[Extracted data entries]

┄┄┄┄┄┄

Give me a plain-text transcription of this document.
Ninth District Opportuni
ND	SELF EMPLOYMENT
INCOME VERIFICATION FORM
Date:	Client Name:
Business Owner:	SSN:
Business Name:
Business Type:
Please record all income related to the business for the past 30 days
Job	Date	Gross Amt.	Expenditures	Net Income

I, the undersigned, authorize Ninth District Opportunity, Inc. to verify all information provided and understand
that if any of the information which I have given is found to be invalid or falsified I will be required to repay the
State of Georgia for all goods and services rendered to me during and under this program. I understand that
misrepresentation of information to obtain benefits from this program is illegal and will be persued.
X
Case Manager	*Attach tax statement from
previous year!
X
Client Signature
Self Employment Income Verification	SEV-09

┄┄┄┄┄┄

== OBJECTIVE ==
Copy out each line exactly as written.

== TASK OUTPUT ==
Give me a plain-text transcription of this document.
Ninth District Opportuni
ND	SELF EMPLOYMENT
INCOME VERIFICATION FORM
Date:	Client Name:
Business Owner:	SSN:
Business Name:
Business Type:
Please record all income related to the business for the past 30 days
Job	Date	Gross Amt.	Expenditures	Net Income

I, the undersigned, authorize Ninth District Opportunity, Inc. to verify all information provided and understand
that if any of the information which I have given is found to be invalid or falsified I will be required to repay the
State of Georgia for all goods and services rendered to me during and under this program. I understand that
misrepresentation of information to obtain benefits from this program is illegal and will be persued.
X
Case Manager	*Attach tax statement from
previous year!
X
Client Signature
Self Employment Income Verification	SEV-09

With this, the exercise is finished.